Tasks to perform
1. In the Thierry Dusautoir article, how many tackles did he make in the international game that set the record?
2. Reproduce word for word the stretch of the Thierry Dusautoir article from "He first played" through "Heineken Cup final.".
3. Extend the Thierry Dusautoir article by writing what comes next after its final sentence.

---------- Page

International career
- Years: Team / Apps / (Points)
- 2006–2015: France / 80 / (30)
- 2017: Barbarians
- Correct as of 17 October 2015
- Medal record
Men's Rugby union
Representing France
Rugby World Cup
| Silver medal – second place | 2011 New Zealand | Squad |

= Thierry Dusautoir =

France international rugby union player

Thierry Dusautoir (/fr/; born 18 November 1981) is a French former rugby union player who last played for France at international level and Toulouse in the French Top 14 club competition. He was called the "Dark Destroyer" during his career. Dusautoir was considered a strong ball carrier and possessed incredibly powerful and effective tackling. He was considered the best tackler in the world during his career.

He first played for Bordeaux-Bègles before moving to US Colomiers for one season, and then signed with Biarritz. He played in the final of the 2005–06 Heineken Cup at Millennium Stadium in Cardiff, which Biarritz lost to Irish team Munster 23–19. Despite losing the Heineken Cup, Biarritz did win the final of the 2005–06 Top 14 40–13 against Toulouse. He was however part of the side that won the 2010 Heineken Cup final.

Dusautoir captained France to the 2011 Rugby World Cup final against New Zealand. France ended up losing by a score of 7–8. However Dusautoir was named as the Man of the Match for his performance in the final.

Dusautoir was the World Rugby Player of the Year in 2011, the second French player to win the award. He owns the record of most tackles in an international rugby game (38 tackles against New Zealand in 2007). He was inducted into the World Rugby Hall of Fame in 2023. Richie McCaw considered Dusautoir to be one of the toughest opponents he played against.

==International career==
Dusautoir was called up into the French squad for tests during June 2006 against Romania and the Springboks.

He made his debut for France in a test against Romania on 17 June 2006 at Cotroceni Stadium in Bucharest, Romania, which saw France defeat the Romanians 62–14 and Dusautoir scoring a try on his debut. He played in the subsequent match against the Springboks at Newlands Stadium in Cape Town with France again emerging as the victors. He left Biarritz and signed for Toulouse in 2006.

--------------------
---------- Information given

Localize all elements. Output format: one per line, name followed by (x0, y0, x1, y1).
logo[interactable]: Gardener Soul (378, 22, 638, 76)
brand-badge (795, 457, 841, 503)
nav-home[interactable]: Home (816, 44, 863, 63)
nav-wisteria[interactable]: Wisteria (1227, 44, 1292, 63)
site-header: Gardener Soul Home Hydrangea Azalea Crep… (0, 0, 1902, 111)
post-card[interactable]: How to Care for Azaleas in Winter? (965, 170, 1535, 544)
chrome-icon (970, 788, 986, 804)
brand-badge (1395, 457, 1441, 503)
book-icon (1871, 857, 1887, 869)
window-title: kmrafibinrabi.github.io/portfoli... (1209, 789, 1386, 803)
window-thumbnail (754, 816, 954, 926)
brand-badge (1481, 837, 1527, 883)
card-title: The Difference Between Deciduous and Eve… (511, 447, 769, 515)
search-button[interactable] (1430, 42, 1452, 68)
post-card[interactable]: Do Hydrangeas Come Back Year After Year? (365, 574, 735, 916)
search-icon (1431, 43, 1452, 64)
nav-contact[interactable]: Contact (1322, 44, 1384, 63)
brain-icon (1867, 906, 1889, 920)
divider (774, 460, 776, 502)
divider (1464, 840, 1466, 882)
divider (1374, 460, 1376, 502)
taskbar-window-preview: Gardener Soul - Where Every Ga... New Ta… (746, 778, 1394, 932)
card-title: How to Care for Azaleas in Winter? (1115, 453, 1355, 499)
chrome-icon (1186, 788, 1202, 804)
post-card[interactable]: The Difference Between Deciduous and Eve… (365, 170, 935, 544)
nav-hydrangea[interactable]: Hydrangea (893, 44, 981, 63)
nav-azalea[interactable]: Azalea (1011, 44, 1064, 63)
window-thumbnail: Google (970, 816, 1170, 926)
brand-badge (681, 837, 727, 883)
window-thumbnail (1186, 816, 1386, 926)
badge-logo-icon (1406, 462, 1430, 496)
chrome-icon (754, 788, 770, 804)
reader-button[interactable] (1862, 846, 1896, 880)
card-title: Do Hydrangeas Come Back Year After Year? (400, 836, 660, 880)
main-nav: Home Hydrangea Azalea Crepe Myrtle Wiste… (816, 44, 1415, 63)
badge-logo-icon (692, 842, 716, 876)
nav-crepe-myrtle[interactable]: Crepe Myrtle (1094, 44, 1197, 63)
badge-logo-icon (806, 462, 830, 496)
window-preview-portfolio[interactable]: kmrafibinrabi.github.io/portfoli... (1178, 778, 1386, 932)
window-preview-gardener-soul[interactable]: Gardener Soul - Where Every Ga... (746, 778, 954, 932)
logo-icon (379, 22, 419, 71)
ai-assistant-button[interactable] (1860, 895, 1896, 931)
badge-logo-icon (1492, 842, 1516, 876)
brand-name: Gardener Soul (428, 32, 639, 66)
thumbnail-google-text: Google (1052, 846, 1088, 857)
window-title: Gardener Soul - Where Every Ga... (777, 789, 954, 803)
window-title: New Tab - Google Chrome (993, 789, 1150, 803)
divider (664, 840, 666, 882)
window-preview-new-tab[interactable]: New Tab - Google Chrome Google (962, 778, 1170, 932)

--------------------

Results for the exercise
1. 38 tackles, against New Zealand in 2007.

2.
He first played for Bordeaux-Bègles before moving to US Colomiers for one season, and then signed with Biarritz. He played in the final of the 2005–06 Heineken Cup at Millennium Stadium in Cardiff, which Biarritz lost to Irish team Munster 23–19. Despite losing the Heineken Cup, Biarritz did win the final of the 2005–06 Top 14 40–13 against Toulouse. He was however part of the side that won the 2010 Heineken Cup final.

3.
He is perhaps most famous for his try against New Zealand in the quarter-final of the 2007 World Cup in Cardiff in which he famously made 38 tackles, two more than the entire All Blacks side. His second-half score helped France to a 20–18 victory over the tournament favourites, despite the fact that he was not in the original 30-man squad and was only called up as a replacement for the injured Elvis Vermeulen. He also captained France to a famous 27–22 win over New Zealand in Dunedin on 13 June 2009. He was linked with Leinster Rugby where he would have replaced Rocky Elsom.

===2011 Rugby World Cup===
Dusautoir captained France to the 2011 Rugby World Cup final against the hosts New Zealand, in which he scored France's only try (one of two for the entire game) in the 47th minute (New Zealand's Tony Woodcock scoring the other for the All Blacks) and made 22 tackles, for which he received the Man of the Match award. On the night of the final, one could hear chants of "Dusautoir" coming from the many bars showing the game around the Auckland waterfront.
He was named the 2011 IRB International Player of the Year, thus becoming the second player from France to win the award after former captain Fabien Galthié in 2002. Dusautoir won the award over players such as Jerome Kaino and Ma'a Nonu.

In an interview on Total Rugby in July 2012, Dusautoir spoke about a perceived lack of respect towards his team during the 2011 World Cup. He cited a particular picture from the New Zealand Herald in the week leading up to the final which showed Sonny Bill Williams and Israel Dagg laughing during training, with the caption '80 minutes before laughing'. Dusautoir also shared about how France's uncomplicated game plan in the final nearly resulted in a memorable upset:
Our strategy in that match was to resist as long as possible. Having seen the way we were playing throughout the tournament we were aware that we were not at the same level as the All Blacks. That was pretty obvious. But by this time we were sure we were mentally prepared and we were ready to make the most of the opportunity... During the match we played well but we would have liked to have scored a drop goal on top of the great defence we produced. But we played an uncomplicated game and that is ultimately how we managed to surprise them so much.

===2012–2015===
France's new head coach Philippe Saint-André retained Dusautoir as captain for the 2012 Six Nations Championship, in which France finished fourth.

On 21 October 2012, in a Heineken Cup match against Treviso, Dusautoir twisted his knee in a tackle, suffering a twisted lateral ligament with a slight tear. The injury is expected to sideline him for four to six weeks, meaning that he would miss the 2012 November Tests.

On 11 January 2013, Dusautoir was named in the initial training squad for the 2013 Six Nations Championship, but Saint-André decided to retain Pascal Papé as captain in order to give Dusautoir time to ease his way back into the international team.

Dusautoir lead France to the knockout rounds of the 2015 Rugby World Cup, where they played against New Zealand in the quarter-finals, losing 62–13. Dusautoir announced his retirement from international rugby following the tournament.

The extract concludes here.